◆ **EXERCISE DATA**:
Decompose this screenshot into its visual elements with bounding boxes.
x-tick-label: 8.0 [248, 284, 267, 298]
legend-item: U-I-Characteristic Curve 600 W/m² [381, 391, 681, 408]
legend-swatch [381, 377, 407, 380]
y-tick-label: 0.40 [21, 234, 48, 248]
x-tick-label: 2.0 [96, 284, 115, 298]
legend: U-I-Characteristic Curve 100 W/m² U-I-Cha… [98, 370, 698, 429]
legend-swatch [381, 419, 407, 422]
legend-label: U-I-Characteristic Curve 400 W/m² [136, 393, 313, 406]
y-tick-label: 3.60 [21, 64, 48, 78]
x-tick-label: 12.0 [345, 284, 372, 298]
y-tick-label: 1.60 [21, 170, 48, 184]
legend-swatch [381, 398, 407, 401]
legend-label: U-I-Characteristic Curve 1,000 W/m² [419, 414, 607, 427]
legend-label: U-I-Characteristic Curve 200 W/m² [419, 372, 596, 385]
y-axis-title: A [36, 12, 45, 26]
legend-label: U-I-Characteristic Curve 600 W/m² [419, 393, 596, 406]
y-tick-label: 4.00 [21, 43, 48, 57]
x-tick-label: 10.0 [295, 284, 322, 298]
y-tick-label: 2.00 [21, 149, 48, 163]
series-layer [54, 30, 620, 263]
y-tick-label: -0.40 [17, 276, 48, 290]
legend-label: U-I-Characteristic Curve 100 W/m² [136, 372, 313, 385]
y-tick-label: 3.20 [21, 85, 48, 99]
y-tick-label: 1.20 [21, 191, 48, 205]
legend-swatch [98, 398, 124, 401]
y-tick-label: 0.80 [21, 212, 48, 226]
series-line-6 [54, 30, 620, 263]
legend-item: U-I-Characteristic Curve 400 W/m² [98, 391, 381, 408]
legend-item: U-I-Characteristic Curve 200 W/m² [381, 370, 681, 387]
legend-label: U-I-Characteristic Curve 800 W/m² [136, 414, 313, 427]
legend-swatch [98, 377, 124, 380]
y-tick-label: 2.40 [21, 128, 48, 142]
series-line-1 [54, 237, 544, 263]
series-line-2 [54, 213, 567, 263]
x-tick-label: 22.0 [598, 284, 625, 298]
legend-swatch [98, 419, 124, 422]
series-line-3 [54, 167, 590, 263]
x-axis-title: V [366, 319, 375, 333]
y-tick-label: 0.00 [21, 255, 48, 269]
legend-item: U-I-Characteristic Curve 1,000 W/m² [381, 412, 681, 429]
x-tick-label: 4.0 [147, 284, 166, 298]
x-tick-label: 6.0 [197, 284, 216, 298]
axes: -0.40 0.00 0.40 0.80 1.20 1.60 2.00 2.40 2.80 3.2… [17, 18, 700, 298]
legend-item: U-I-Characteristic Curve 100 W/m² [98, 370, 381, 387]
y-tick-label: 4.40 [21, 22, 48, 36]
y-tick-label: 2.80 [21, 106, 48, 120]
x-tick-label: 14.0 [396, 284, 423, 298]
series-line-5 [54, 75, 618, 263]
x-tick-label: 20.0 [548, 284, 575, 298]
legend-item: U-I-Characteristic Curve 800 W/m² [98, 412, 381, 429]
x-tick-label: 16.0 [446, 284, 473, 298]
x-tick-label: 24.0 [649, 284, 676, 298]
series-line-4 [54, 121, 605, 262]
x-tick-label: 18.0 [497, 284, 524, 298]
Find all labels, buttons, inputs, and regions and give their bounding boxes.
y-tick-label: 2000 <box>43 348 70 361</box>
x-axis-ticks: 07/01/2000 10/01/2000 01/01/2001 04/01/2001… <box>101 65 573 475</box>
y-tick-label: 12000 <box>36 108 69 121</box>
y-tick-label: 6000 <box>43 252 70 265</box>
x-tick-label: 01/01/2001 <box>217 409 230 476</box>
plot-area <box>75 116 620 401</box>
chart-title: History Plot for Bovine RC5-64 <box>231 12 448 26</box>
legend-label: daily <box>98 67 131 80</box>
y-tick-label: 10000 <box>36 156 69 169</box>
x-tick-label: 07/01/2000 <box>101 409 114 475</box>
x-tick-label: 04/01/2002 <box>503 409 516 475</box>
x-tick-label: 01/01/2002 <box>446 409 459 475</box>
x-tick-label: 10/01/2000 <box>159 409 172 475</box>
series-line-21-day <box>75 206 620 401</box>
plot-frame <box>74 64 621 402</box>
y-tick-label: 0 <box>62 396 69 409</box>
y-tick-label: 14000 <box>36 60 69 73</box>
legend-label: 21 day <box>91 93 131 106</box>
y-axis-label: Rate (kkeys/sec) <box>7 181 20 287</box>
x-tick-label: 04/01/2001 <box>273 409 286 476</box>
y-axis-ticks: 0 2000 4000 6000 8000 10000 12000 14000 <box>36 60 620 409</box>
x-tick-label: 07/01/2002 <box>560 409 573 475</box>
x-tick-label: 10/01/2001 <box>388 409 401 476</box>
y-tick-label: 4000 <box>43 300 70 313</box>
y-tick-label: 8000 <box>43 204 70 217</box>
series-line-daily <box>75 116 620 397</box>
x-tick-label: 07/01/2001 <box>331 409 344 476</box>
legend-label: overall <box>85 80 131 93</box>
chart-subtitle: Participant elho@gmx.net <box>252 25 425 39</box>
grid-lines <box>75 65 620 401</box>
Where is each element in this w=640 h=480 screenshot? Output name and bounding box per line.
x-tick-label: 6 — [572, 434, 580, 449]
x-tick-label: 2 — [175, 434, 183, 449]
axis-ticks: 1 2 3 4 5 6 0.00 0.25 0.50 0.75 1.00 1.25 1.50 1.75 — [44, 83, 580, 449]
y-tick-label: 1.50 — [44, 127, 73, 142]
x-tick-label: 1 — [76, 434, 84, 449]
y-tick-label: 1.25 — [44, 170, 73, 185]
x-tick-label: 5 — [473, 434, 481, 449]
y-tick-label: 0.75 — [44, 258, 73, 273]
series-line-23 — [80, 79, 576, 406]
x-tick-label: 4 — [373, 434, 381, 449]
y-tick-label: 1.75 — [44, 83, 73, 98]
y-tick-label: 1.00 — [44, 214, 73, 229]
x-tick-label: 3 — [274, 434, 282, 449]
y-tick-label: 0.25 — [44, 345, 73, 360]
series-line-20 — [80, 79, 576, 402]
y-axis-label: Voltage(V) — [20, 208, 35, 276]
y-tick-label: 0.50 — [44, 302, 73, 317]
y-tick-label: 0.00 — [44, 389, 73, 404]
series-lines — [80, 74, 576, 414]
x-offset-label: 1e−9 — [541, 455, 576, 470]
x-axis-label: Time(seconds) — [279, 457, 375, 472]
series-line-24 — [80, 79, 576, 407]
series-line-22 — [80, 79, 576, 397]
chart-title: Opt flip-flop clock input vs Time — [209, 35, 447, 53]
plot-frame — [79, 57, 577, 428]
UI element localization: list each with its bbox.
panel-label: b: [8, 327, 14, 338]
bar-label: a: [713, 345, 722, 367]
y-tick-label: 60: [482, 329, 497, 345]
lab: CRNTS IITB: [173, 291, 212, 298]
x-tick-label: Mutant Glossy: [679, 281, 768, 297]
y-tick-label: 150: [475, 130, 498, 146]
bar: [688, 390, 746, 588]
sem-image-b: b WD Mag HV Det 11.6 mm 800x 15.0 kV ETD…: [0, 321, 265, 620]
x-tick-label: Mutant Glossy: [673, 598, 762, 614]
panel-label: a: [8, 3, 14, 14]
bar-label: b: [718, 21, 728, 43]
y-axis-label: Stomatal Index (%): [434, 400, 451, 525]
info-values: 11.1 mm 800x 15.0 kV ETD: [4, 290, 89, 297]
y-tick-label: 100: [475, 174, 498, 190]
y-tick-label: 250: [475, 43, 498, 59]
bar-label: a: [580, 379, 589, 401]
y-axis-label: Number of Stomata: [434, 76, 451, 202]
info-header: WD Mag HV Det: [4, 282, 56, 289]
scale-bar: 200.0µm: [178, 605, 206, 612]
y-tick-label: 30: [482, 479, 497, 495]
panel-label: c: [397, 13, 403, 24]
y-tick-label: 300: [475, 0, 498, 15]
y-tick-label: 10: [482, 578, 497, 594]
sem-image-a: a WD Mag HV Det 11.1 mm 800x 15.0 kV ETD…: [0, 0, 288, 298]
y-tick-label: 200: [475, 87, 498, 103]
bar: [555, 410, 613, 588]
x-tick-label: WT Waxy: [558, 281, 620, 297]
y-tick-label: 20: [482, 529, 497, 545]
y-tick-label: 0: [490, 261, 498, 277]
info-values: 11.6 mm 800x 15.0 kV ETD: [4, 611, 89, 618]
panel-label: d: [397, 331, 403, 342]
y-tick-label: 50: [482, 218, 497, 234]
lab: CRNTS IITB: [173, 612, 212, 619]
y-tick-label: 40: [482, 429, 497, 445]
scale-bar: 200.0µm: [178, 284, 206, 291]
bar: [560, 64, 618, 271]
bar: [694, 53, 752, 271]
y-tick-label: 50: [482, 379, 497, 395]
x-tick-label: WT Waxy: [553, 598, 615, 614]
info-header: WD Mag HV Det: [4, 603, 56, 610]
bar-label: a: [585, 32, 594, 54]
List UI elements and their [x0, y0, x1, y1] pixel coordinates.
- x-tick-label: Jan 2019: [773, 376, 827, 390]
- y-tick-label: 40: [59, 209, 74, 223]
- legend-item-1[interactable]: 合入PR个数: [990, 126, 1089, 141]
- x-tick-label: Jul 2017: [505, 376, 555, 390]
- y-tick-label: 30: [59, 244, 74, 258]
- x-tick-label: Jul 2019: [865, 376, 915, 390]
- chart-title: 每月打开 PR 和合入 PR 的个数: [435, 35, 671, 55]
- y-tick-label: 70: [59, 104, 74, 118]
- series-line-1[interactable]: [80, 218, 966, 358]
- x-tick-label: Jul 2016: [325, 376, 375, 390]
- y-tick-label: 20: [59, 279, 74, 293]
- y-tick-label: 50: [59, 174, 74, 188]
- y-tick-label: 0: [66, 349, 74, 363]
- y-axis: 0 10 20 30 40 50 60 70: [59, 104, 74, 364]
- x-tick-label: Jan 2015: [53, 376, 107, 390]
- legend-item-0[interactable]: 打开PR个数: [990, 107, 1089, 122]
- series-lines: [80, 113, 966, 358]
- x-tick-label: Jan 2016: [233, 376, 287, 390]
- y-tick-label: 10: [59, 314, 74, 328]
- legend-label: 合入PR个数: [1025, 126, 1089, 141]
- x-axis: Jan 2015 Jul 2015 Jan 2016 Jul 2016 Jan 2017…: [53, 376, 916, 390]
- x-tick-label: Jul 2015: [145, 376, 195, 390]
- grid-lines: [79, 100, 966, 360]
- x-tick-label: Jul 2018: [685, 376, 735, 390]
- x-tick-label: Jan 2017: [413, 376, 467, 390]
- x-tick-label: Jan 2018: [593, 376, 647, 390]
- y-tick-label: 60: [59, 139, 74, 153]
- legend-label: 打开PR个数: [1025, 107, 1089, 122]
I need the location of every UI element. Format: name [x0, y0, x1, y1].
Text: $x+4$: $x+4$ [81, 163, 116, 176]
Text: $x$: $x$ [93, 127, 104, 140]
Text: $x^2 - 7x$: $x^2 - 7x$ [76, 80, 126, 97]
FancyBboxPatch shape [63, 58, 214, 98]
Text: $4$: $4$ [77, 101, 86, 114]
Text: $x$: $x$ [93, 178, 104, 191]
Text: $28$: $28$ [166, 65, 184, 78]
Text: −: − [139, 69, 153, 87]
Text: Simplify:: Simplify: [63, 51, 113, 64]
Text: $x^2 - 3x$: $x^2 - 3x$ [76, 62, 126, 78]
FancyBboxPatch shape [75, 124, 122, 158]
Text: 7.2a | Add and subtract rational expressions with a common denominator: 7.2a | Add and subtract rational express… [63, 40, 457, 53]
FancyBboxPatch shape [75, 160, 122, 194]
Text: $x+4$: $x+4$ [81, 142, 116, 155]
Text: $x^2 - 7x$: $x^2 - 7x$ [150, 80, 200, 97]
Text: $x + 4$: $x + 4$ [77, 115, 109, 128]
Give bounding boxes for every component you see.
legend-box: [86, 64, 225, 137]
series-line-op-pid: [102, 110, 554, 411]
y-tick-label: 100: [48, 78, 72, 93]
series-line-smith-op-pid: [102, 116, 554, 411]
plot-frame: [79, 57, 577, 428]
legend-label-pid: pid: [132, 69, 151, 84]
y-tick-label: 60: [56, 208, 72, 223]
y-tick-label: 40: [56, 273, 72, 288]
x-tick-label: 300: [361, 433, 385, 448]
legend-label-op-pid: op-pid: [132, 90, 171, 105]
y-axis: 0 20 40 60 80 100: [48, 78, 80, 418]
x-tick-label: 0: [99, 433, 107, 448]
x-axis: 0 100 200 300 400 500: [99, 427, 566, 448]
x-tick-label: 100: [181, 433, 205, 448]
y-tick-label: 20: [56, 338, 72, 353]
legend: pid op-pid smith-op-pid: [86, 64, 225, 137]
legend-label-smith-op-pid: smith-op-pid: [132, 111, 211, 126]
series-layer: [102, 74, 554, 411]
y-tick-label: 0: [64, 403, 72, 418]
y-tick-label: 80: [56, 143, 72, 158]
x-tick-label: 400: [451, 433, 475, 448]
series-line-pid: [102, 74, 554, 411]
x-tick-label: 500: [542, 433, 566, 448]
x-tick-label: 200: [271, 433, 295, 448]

◆ **WHAT YOU WILL DO**: Please rewrite the lines of the listing above as a JSON list of strings, one string per line, starting at its first line and ending at the line that contains "x-tick-label: 12.0 [345, 284, 372, 298]". Leave out any blank lines.

◆ **EXPECTED OUTPUT**:
[
  "Decompose this screenshot into its visual elements with bounding boxes.",
  "x-tick-label: 8.0 [248, 284, 267, 298]",
  "legend-item: U-I-Characteristic Curve 600 W/m² [381, 391, 681, 408]",
  "legend-swatch [381, 377, 407, 380]",
  "y-tick-label: 0.40 [21, 234, 48, 248]",
  "x-tick-label: 2.0 [96, 284, 115, 298]",
  "legend: U-I-Characteristic Curve 100 W/m² U-I-Cha… [98, 370, 698, 429]",
  "legend-swatch [381, 419, 407, 422]",
  "legend-label: U-I-Characteristic Curve 400 W/m² [136, 393, 313, 406]",
  "y-tick-label: 3.60 [21, 64, 48, 78]",
  "x-tick-label: 12.0 [345, 284, 372, 298]"
]